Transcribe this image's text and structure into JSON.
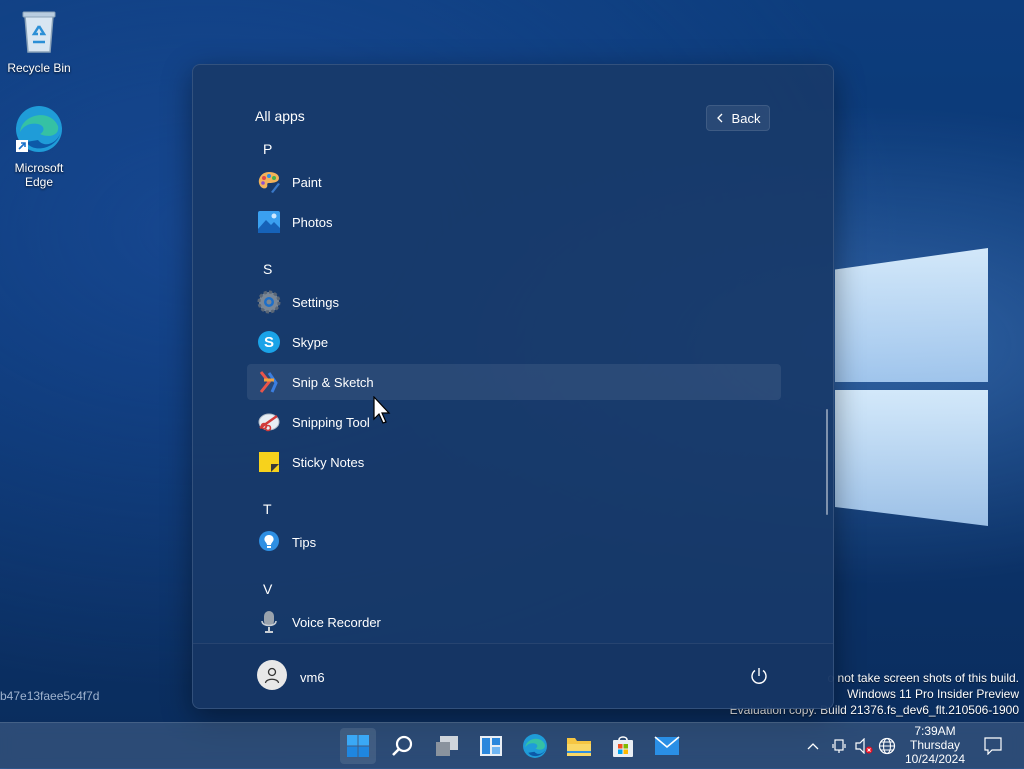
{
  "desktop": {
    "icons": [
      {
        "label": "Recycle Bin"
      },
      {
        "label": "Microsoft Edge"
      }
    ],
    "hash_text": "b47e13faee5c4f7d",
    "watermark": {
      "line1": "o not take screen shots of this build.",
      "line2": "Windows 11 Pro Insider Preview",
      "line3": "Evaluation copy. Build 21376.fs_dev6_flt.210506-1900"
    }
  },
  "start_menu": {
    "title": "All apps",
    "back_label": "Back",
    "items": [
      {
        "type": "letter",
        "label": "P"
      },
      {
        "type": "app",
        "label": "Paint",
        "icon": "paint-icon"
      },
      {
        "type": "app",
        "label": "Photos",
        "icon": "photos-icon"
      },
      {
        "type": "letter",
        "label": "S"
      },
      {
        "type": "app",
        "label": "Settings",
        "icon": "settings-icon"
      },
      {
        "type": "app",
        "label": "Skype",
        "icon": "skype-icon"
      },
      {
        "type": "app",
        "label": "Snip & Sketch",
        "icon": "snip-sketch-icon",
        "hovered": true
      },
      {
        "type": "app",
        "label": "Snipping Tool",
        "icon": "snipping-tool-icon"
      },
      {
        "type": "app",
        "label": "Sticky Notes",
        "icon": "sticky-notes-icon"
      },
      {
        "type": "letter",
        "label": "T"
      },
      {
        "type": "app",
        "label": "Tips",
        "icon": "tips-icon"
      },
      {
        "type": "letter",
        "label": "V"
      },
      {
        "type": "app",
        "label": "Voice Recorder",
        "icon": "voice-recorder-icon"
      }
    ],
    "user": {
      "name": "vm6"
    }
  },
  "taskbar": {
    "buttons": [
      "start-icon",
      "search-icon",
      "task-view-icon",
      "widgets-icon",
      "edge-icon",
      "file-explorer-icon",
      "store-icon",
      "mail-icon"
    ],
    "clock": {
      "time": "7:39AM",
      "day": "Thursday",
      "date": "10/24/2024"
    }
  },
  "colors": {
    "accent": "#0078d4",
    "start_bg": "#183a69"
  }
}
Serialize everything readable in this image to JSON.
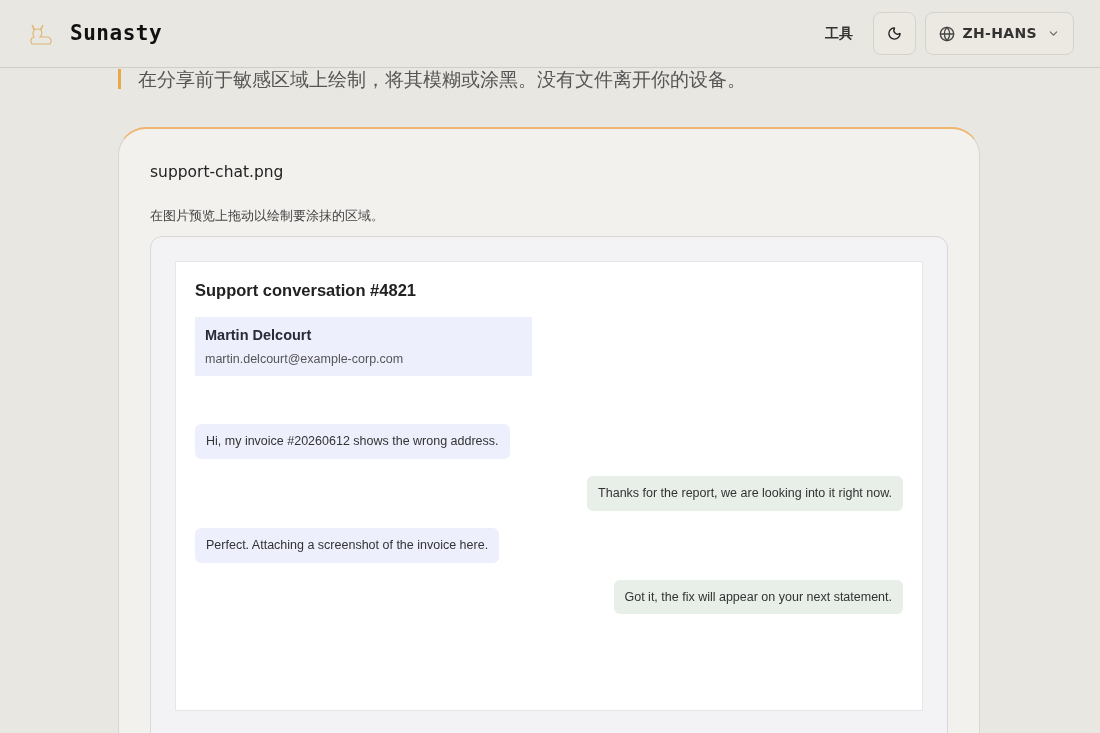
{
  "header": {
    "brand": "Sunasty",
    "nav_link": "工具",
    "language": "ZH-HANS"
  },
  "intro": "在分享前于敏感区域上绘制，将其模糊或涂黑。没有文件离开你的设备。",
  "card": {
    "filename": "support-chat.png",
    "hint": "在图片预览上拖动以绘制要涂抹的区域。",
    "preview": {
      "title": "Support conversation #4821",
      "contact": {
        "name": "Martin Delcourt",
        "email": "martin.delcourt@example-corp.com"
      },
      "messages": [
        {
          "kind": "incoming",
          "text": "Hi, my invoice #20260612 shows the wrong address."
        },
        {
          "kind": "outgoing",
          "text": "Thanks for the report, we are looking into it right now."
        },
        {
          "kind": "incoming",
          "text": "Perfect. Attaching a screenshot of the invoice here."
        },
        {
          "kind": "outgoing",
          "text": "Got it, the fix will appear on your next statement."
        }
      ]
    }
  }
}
---
# GOAL:
Copy out all the records exactly, excluding pictures.

# ANSWER:
Transcribe this image's text and structure into JSON.
{
  "desktop": {
    "icons": [
      {
        "label": "Recycle Bin"
      },
      {
        "label": "Microsoft Edge"
      }
    ],
    "hash_text": "b47e13faee5c4f7d",
    "watermark": {
      "line1": "o not take screen shots of this build.",
      "line2": "Windows 11 Pro Insider Preview",
      "line3": "Evaluation copy. Build 21376.fs_dev6_flt.210506-1900"
    }
  },
  "start_menu": {
    "title": "All apps",
    "back_label": "Back",
    "items": [
      {
        "type": "letter",
        "label": "P"
      },
      {
        "type": "app",
        "label": "Paint",
        "icon": "paint-icon"
      },
      {
        "type": "app",
        "label": "Photos",
        "icon": "photos-icon"
      },
      {
        "type": "letter",
        "label": "S"
      },
      {
        "type": "app",
        "label": "Settings",
        "icon": "settings-icon"
      },
      {
        "type": "app",
        "label": "Skype",
        "icon": "skype-icon"
      },
      {
        "type": "app",
        "label": "Snip & Sketch",
        "icon": "snip-sketch-icon",
        "hovered": true
      },
      {
        "type": "app",
        "label": "Snipping Tool",
        "icon": "snipping-tool-icon"
      },
      {
        "type": "app",
        "label": "Sticky Notes",
        "icon": "sticky-notes-icon"
      },
      {
        "type": "letter",
        "label": "T"
      },
      {
        "type": "app",
        "label": "Tips",
        "icon": "tips-icon"
      },
      {
        "type": "letter",
        "label": "V"
      },
      {
        "type": "app",
        "label": "Voice Recorder",
        "icon": "voice-recorder-icon"
      }
    ],
    "user": {
      "name": "vm6"
    }
  },
  "taskbar": {
    "buttons": [
      "start-icon",
      "search-icon",
      "task-view-icon",
      "widgets-icon",
      "edge-icon",
      "file-explorer-icon",
      "store-icon",
      "mail-icon"
    ],
    "clock": {
      "time": "7:39AM",
      "day": "Thursday",
      "date": "10/24/2024"
    }
  },
  "colors": {
    "accent": "#0078d4",
    "start_bg": "#183a69"
  }
}
Serialize everything readable in this image to JSON.
{
  "header": {
    "brand": "Sunasty",
    "nav_link": "工具",
    "language": "ZH-HANS"
  },
  "intro": "在分享前于敏感区域上绘制，将其模糊或涂黑。没有文件离开你的设备。",
  "card": {
    "filename": "support-chat.png",
    "hint": "在图片预览上拖动以绘制要涂抹的区域。",
    "preview": {
      "title": "Support conversation #4821",
      "contact": {
        "name": "Martin Delcourt",
        "email": "martin.delcourt@example-corp.com"
      },
      "messages": [
        {
          "kind": "incoming",
          "text": "Hi, my invoice #20260612 shows the wrong address."
        },
        {
          "kind": "outgoing",
          "text": "Thanks for the report, we are looking into it right now."
        },
        {
          "kind": "incoming",
          "text": "Perfect. Attaching a screenshot of the invoice here."
        },
        {
          "kind": "outgoing",
          "text": "Got it, the fix will appear on your next statement."
        }
      ]
    }
  }
}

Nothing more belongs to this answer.